[Element boundary records]
────────────────────

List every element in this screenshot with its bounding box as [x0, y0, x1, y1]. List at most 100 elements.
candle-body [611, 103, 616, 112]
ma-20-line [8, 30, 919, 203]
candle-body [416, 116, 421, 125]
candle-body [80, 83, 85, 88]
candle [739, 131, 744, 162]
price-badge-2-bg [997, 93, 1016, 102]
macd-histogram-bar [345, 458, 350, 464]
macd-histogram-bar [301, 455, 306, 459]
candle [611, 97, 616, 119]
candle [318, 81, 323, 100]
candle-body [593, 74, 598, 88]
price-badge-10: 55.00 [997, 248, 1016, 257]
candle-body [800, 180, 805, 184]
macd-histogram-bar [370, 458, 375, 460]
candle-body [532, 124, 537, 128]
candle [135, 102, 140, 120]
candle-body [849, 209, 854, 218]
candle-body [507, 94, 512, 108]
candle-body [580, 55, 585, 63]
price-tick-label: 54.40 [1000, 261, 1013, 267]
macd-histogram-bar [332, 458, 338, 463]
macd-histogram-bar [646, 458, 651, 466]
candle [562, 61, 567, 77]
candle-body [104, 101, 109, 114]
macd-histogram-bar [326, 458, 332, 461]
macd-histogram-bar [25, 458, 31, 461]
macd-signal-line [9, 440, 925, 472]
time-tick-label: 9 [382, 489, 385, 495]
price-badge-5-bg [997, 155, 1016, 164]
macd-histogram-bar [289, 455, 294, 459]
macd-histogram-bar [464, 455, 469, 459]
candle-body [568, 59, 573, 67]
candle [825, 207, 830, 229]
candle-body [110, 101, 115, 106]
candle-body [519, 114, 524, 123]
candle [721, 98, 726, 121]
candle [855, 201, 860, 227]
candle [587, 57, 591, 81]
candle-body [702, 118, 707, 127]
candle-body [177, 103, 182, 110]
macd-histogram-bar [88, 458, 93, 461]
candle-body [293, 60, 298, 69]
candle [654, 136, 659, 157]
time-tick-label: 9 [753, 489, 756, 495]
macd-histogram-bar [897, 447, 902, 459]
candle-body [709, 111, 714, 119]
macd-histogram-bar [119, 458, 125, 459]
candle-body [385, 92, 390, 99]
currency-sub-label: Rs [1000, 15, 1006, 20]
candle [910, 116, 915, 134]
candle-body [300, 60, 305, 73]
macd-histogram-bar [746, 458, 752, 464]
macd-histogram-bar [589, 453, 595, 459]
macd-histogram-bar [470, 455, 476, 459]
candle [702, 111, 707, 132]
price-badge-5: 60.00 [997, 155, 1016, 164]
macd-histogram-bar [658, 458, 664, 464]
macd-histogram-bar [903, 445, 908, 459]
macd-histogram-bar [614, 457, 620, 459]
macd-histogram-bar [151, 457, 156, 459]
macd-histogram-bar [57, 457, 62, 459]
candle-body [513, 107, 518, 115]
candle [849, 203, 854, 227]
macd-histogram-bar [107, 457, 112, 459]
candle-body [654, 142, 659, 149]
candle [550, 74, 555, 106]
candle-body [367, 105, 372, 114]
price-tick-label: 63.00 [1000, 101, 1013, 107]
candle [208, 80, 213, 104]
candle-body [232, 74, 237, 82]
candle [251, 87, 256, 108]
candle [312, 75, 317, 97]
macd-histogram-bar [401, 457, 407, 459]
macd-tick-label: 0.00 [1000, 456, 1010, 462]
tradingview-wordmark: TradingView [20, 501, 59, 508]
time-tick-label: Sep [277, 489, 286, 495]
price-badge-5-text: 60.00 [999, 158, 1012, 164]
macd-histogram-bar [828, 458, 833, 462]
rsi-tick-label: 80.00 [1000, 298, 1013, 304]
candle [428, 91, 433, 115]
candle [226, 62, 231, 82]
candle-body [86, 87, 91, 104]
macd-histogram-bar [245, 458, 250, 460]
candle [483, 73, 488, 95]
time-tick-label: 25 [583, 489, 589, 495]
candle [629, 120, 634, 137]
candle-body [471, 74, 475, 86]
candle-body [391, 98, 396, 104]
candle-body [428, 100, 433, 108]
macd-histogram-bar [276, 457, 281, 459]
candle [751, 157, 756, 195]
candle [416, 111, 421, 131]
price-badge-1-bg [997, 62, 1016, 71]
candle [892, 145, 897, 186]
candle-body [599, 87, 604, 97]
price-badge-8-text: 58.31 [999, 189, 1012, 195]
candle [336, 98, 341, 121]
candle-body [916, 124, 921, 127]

────────────────────

Extract every line of the records above that contains the string "time", treating uppercase and lowercase as different.

time-tick-label: 9 [382, 489, 385, 495]
time-tick-label: 9 [753, 489, 756, 495]
time-tick-label: Sep [277, 489, 286, 495]
time-tick-label: 25 [583, 489, 589, 495]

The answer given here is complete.